***** Recorded data *****

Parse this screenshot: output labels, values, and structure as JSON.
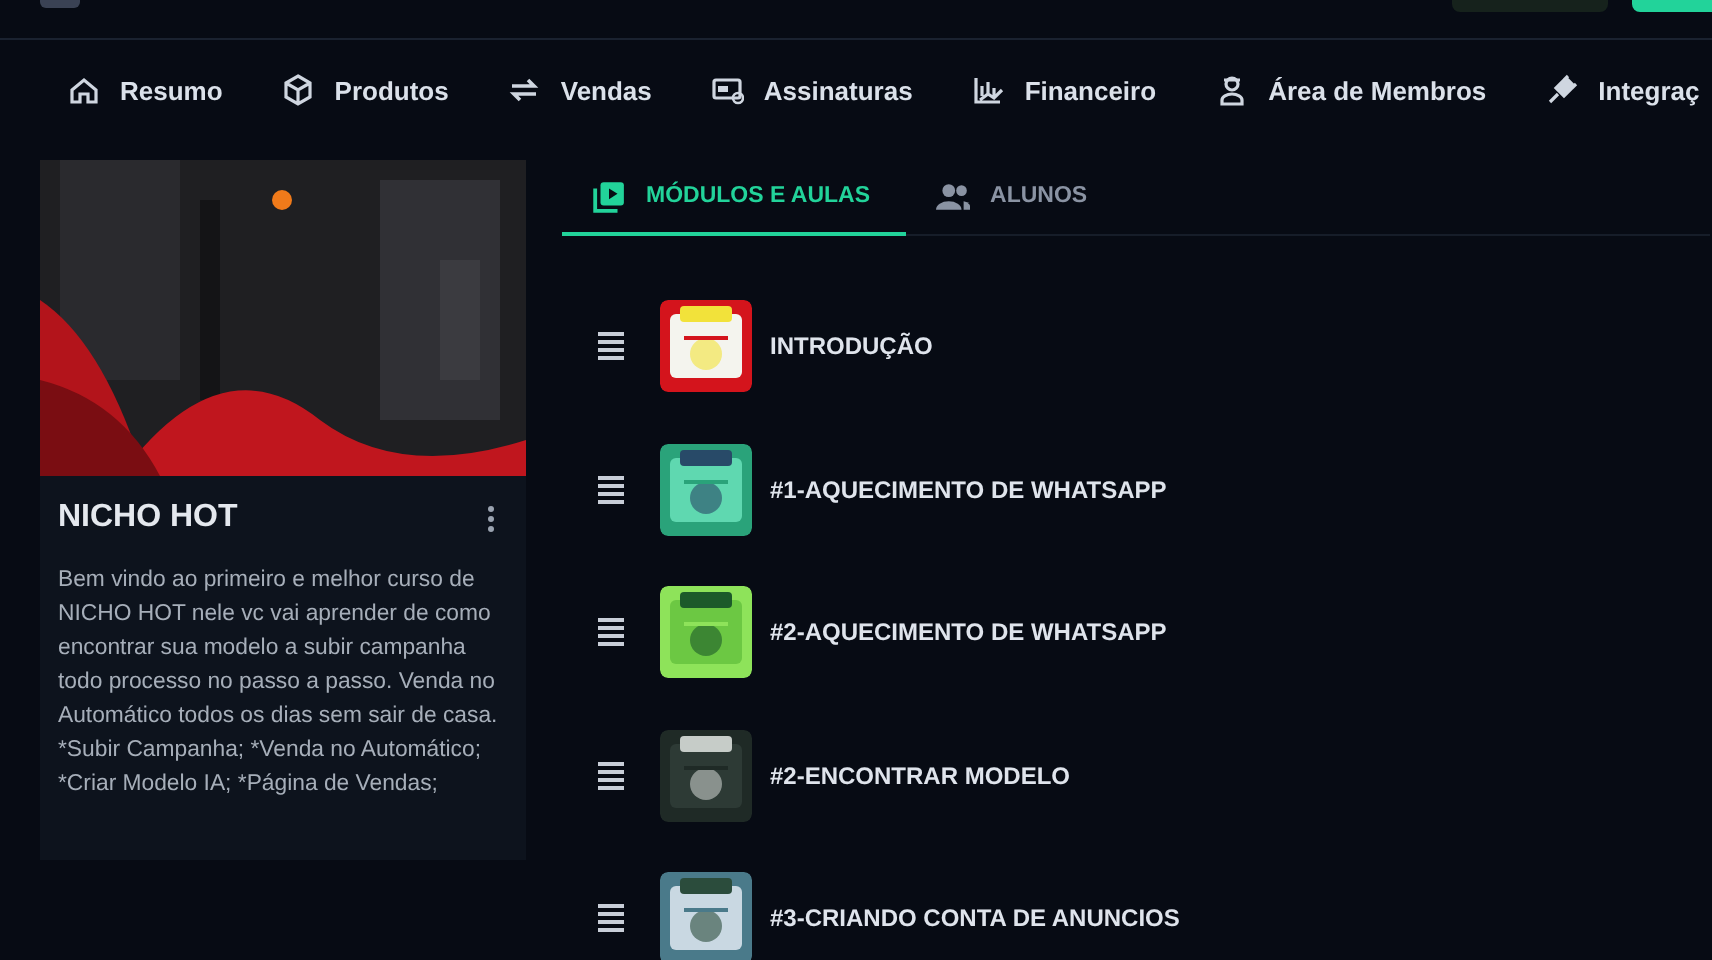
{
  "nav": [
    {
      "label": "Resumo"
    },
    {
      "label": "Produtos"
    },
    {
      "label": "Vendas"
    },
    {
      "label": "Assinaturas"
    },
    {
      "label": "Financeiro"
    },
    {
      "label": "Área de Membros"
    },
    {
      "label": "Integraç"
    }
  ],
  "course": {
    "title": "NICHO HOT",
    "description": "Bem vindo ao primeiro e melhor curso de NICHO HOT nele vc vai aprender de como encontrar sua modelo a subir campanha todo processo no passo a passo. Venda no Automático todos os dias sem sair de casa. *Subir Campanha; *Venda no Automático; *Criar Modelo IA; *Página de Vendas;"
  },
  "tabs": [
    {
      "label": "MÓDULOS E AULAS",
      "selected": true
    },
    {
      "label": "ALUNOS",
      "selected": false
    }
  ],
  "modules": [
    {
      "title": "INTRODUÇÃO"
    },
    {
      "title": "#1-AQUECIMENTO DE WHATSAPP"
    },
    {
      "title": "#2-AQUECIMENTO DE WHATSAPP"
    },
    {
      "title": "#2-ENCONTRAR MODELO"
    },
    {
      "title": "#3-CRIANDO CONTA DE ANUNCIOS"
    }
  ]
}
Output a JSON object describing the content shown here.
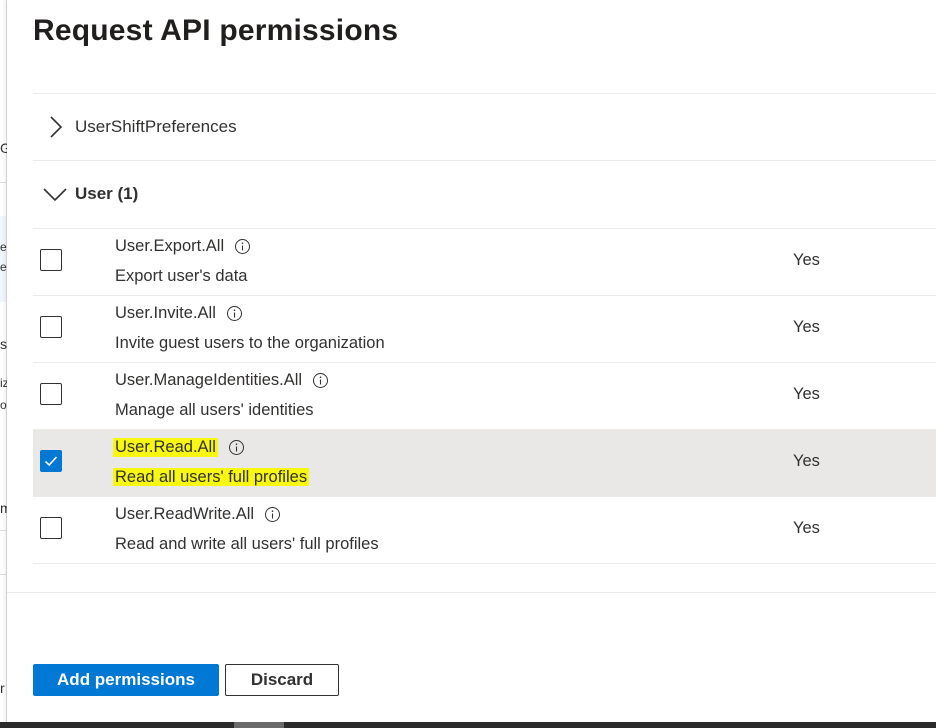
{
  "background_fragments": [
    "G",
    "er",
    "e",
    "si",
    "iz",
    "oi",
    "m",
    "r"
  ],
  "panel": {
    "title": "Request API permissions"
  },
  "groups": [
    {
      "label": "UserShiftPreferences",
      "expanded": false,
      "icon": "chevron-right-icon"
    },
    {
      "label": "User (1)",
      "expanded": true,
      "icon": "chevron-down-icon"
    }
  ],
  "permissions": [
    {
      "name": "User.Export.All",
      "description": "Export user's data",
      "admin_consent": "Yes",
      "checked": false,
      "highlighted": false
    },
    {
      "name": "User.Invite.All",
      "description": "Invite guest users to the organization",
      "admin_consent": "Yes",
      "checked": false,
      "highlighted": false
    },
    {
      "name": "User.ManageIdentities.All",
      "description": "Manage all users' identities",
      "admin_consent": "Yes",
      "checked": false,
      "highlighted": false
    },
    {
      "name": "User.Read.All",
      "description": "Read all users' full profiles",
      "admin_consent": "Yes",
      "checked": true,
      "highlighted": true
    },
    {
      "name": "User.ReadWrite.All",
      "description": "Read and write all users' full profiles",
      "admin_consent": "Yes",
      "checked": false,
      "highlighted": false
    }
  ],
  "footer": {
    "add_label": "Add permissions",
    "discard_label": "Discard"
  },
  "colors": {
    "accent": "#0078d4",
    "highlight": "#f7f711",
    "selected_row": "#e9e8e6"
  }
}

*****

*What is expected*. How many of the lines above hold "name"? Answer with only the number.

*Response*. 5